The task >> Answer with nothing but the number of lines that include the word "TEXTILE".

Extracted records >>
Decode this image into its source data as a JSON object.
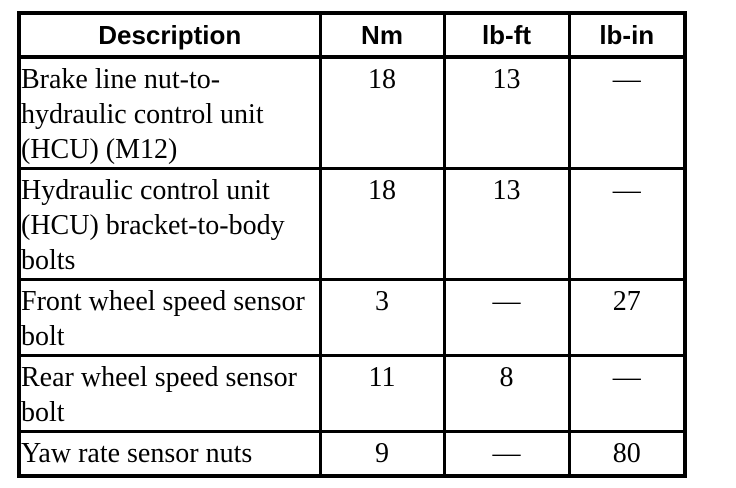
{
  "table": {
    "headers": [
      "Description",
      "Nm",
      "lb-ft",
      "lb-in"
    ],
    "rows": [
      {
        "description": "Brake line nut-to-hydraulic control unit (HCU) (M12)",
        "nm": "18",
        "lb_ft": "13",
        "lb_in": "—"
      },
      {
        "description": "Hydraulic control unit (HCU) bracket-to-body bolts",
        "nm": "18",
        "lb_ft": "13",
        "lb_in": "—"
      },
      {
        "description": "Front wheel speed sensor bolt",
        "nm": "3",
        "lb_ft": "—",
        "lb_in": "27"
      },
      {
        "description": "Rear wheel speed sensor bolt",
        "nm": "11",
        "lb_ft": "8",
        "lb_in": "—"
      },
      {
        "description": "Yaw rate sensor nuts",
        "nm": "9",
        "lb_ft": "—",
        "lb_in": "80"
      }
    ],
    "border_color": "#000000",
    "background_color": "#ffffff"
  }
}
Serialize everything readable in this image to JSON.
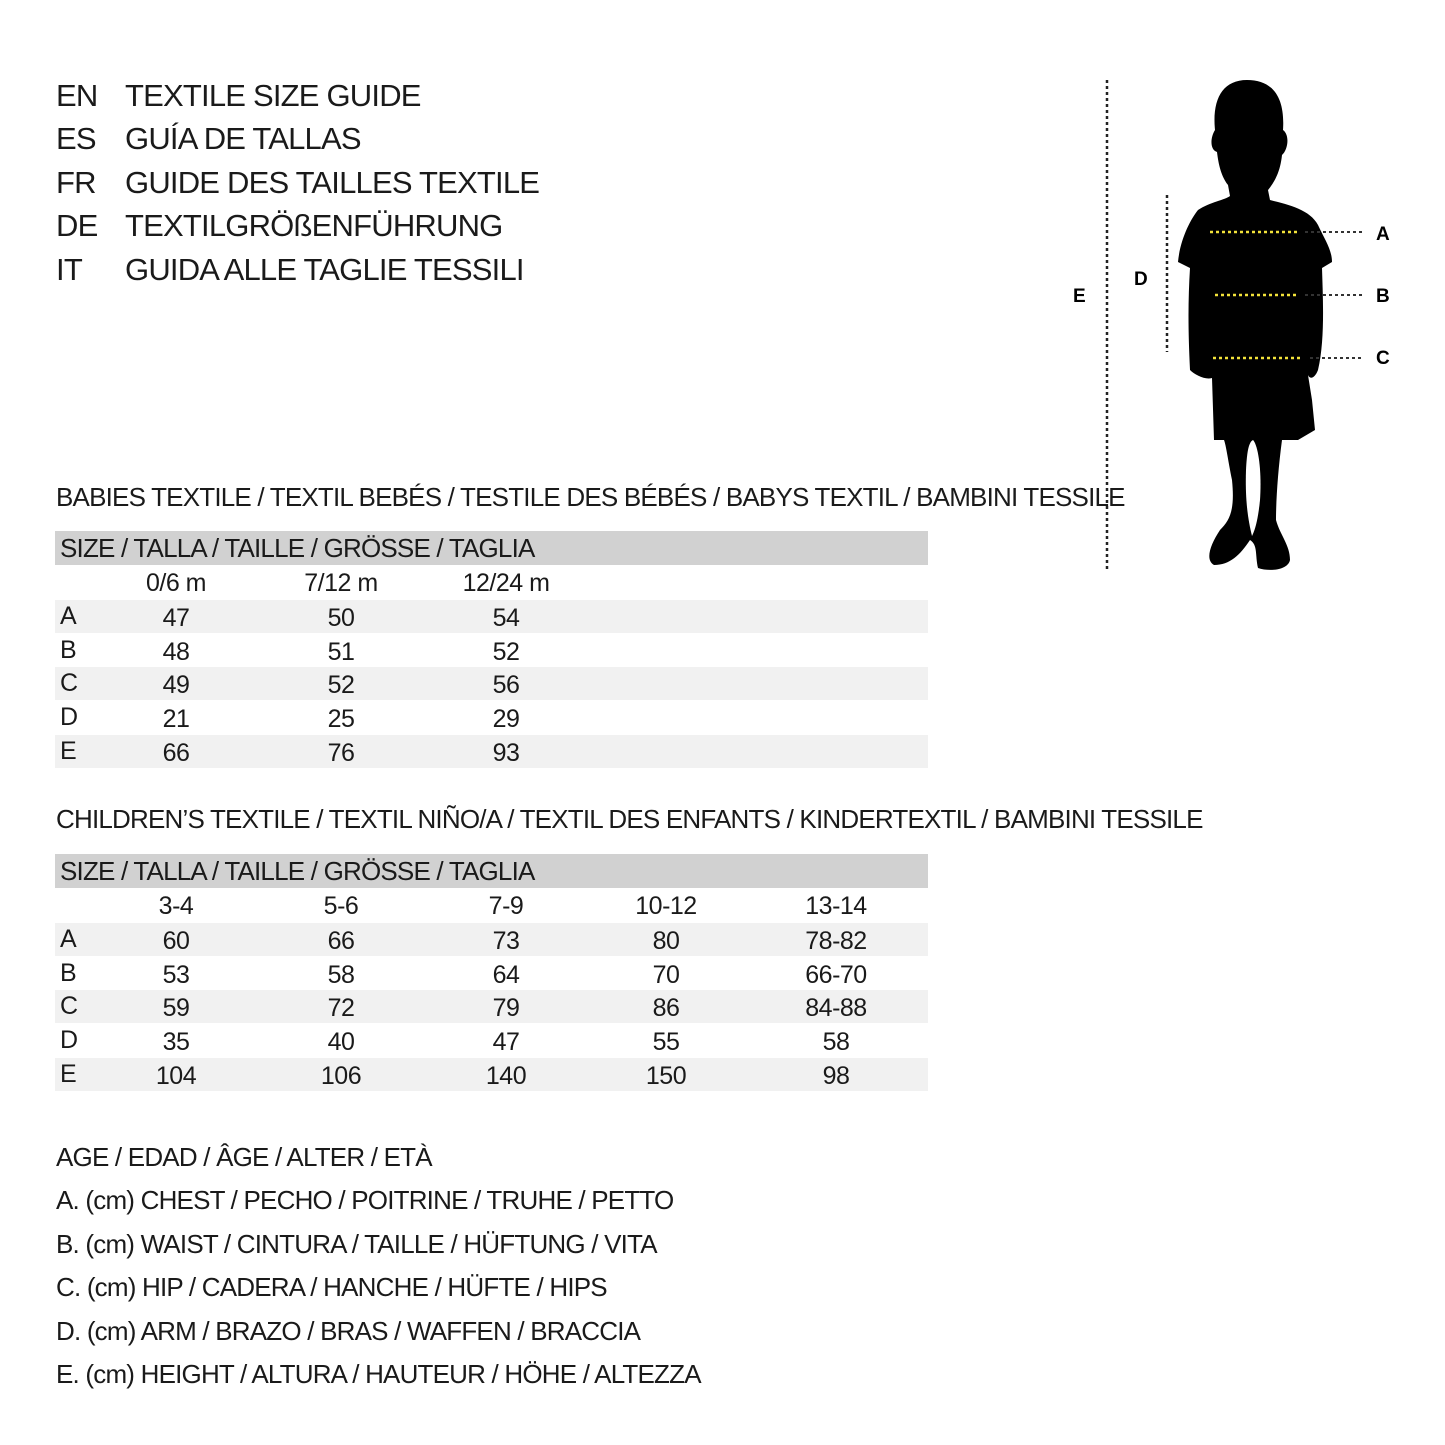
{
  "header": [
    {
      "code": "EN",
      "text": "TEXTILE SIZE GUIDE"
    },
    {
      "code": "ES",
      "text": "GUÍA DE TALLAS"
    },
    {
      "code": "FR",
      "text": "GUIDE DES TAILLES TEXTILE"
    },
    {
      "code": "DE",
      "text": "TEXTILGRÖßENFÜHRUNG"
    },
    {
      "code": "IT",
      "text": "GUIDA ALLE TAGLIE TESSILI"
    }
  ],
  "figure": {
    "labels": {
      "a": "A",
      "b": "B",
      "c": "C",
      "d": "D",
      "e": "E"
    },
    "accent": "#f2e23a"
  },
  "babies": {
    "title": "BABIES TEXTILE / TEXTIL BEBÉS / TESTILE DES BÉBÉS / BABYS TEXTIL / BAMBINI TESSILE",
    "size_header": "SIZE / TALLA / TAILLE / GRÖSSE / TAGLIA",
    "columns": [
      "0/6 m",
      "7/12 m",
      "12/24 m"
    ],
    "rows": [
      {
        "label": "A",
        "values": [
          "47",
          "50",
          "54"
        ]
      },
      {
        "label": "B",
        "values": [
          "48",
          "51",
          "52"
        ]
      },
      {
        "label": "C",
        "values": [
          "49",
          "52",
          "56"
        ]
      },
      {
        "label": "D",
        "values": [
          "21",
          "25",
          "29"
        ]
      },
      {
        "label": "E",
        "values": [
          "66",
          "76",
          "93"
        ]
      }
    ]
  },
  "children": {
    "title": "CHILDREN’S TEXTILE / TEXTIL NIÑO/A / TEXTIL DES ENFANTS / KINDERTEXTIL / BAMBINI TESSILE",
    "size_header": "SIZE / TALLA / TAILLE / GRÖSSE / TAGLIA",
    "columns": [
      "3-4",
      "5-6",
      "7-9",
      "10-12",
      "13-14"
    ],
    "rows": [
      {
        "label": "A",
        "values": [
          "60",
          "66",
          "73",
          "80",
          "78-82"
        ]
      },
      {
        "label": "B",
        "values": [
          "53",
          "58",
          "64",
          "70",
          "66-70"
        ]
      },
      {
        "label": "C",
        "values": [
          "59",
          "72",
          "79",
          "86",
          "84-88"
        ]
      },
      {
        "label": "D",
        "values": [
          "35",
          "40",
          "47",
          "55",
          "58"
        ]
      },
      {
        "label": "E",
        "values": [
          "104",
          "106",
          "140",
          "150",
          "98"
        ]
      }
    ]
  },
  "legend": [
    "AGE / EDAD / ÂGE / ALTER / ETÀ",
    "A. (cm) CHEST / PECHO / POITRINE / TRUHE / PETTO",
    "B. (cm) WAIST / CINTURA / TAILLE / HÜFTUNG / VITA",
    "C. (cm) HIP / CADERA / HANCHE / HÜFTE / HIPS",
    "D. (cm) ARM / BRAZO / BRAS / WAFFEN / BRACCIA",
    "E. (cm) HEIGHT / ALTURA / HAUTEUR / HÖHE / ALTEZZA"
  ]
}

Written response >> 4